_Required task_. Retype every entry in its entirety, without alteration.

________

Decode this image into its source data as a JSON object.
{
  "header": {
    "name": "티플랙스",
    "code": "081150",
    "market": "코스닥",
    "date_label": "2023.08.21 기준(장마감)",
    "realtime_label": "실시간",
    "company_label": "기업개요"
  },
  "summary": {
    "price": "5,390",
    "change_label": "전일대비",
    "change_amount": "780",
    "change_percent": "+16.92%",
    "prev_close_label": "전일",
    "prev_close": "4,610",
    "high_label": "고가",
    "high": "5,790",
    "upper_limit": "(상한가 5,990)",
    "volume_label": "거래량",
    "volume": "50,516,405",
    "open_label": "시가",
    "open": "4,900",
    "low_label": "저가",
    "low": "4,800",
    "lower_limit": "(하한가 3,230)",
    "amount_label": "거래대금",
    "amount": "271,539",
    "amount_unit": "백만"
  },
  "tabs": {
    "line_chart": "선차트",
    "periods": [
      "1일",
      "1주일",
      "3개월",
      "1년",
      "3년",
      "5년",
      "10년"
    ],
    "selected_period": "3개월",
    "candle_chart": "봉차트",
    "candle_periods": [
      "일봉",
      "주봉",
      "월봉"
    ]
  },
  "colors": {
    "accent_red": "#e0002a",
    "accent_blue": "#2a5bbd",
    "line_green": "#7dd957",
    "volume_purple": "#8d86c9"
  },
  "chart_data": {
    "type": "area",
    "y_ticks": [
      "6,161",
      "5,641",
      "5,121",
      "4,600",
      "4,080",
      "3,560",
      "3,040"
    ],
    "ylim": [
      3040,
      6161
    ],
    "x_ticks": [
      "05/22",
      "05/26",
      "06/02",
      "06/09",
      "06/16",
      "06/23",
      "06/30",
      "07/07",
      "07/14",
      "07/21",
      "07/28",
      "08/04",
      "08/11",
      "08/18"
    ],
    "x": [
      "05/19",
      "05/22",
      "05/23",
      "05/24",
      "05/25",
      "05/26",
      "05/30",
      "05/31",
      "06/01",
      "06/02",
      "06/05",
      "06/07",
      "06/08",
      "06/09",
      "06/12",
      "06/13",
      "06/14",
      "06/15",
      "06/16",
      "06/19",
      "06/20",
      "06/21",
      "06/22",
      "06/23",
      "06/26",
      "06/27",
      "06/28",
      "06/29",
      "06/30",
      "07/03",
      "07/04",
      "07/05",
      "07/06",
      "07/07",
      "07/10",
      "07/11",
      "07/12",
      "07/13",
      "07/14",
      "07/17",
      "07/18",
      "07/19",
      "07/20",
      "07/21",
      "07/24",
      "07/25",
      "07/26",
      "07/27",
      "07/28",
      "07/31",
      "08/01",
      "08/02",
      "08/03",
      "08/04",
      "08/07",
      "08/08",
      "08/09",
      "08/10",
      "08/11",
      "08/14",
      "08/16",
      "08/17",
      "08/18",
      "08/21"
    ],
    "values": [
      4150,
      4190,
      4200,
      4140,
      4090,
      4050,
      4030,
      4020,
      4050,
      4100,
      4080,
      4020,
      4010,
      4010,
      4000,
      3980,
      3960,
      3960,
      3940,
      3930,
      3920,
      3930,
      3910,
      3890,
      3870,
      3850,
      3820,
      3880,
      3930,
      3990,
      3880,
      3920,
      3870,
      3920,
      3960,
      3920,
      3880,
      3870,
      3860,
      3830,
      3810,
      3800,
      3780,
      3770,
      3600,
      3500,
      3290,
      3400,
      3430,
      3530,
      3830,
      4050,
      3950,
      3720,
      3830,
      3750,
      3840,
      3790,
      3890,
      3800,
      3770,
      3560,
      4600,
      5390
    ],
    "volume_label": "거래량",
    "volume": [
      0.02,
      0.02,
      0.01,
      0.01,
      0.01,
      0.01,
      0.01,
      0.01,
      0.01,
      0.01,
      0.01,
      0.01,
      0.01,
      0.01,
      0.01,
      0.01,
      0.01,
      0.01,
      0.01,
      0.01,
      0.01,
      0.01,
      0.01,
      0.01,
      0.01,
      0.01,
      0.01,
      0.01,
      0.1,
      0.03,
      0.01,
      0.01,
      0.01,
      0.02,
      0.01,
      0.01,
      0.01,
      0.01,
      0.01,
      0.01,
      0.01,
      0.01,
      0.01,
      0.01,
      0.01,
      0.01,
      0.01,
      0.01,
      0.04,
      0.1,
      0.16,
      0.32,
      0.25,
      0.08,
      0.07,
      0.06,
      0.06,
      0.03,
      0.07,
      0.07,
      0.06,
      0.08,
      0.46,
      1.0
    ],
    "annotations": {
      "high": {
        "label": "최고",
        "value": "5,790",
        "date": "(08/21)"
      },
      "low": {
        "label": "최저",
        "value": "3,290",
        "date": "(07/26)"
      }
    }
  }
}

________

_Task solution_.
Decode this image into its source data as a JSON object.
{
  "header": {
    "name": "티플랙스",
    "code": "081150",
    "market": "코스닥",
    "date_label": "2023.08.21 기준(장마감)",
    "realtime_label": "실시간",
    "company_label": "기업개요"
  },
  "summary": {
    "price": "5,390",
    "change_label": "전일대비",
    "change_amount": "780",
    "change_percent": "+16.92%",
    "prev_close_label": "전일",
    "prev_close": "4,610",
    "high_label": "고가",
    "high": "5,790",
    "upper_limit": "(상한가 5,990)",
    "volume_label": "거래량",
    "volume": "50,516,405",
    "open_label": "시가",
    "open": "4,900",
    "low_label": "저가",
    "low": "4,800",
    "lower_limit": "(하한가 3,230)",
    "amount_label": "거래대금",
    "amount": "271,539",
    "amount_unit": "백만"
  },
  "tabs": {
    "line_chart": "선차트",
    "periods": [
      "1일",
      "1주일",
      "3개월",
      "1년",
      "3년",
      "5년",
      "10년"
    ],
    "selected_period": "3개월",
    "candle_chart": "봉차트",
    "candle_periods": [
      "일봉",
      "주봉",
      "월봉"
    ]
  },
  "colors": {
    "accent_red": "#e0002a",
    "accent_blue": "#2a5bbd",
    "line_green": "#7dd957",
    "volume_purple": "#8d86c9"
  },
  "chart_data": {
    "type": "area",
    "y_ticks": [
      "6,161",
      "5,641",
      "5,121",
      "4,600",
      "4,080",
      "3,560",
      "3,040"
    ],
    "ylim": [
      3040,
      6161
    ],
    "x_ticks": [
      "05/22",
      "05/26",
      "06/02",
      "06/09",
      "06/16",
      "06/23",
      "06/30",
      "07/07",
      "07/14",
      "07/21",
      "07/28",
      "08/04",
      "08/11",
      "08/18"
    ],
    "x": [
      "05/19",
      "05/22",
      "05/23",
      "05/24",
      "05/25",
      "05/26",
      "05/30",
      "05/31",
      "06/01",
      "06/02",
      "06/05",
      "06/07",
      "06/08",
      "06/09",
      "06/12",
      "06/13",
      "06/14",
      "06/15",
      "06/16",
      "06/19",
      "06/20",
      "06/21",
      "06/22",
      "06/23",
      "06/26",
      "06/27",
      "06/28",
      "06/29",
      "06/30",
      "07/03",
      "07/04",
      "07/05",
      "07/06",
      "07/07",
      "07/10",
      "07/11",
      "07/12",
      "07/13",
      "07/14",
      "07/17",
      "07/18",
      "07/19",
      "07/20",
      "07/21",
      "07/24",
      "07/25",
      "07/26",
      "07/27",
      "07/28",
      "07/31",
      "08/01",
      "08/02",
      "08/03",
      "08/04",
      "08/07",
      "08/08",
      "08/09",
      "08/10",
      "08/11",
      "08/14",
      "08/16",
      "08/17",
      "08/18",
      "08/21"
    ],
    "values": [
      4150,
      4190,
      4200,
      4140,
      4090,
      4050,
      4030,
      4020,
      4050,
      4100,
      4080,
      4020,
      4010,
      4010,
      4000,
      3980,
      3960,
      3960,
      3940,
      3930,
      3920,
      3930,
      3910,
      3890,
      3870,
      3850,
      3820,
      3880,
      3930,
      3990,
      3880,
      3920,
      3870,
      3920,
      3960,
      3920,
      3880,
      3870,
      3860,
      3830,
      3810,
      3800,
      3780,
      3770,
      3600,
      3500,
      3290,
      3400,
      3430,
      3530,
      3830,
      4050,
      3950,
      3720,
      3830,
      3750,
      3840,
      3790,
      3890,
      3800,
      3770,
      3560,
      4600,
      5390
    ],
    "volume_label": "거래량",
    "volume": [
      0.02,
      0.02,
      0.01,
      0.01,
      0.01,
      0.01,
      0.01,
      0.01,
      0.01,
      0.01,
      0.01,
      0.01,
      0.01,
      0.01,
      0.01,
      0.01,
      0.01,
      0.01,
      0.01,
      0.01,
      0.01,
      0.01,
      0.01,
      0.01,
      0.01,
      0.01,
      0.01,
      0.01,
      0.1,
      0.03,
      0.01,
      0.01,
      0.01,
      0.02,
      0.01,
      0.01,
      0.01,
      0.01,
      0.01,
      0.01,
      0.01,
      0.01,
      0.01,
      0.01,
      0.01,
      0.01,
      0.01,
      0.01,
      0.04,
      0.1,
      0.16,
      0.32,
      0.25,
      0.08,
      0.07,
      0.06,
      0.06,
      0.03,
      0.07,
      0.07,
      0.06,
      0.08,
      0.46,
      1.0
    ],
    "annotations": {
      "high": {
        "label": "최고",
        "value": "5,790",
        "date": "(08/21)"
      },
      "low": {
        "label": "최저",
        "value": "3,290",
        "date": "(07/26)"
      }
    }
  }
}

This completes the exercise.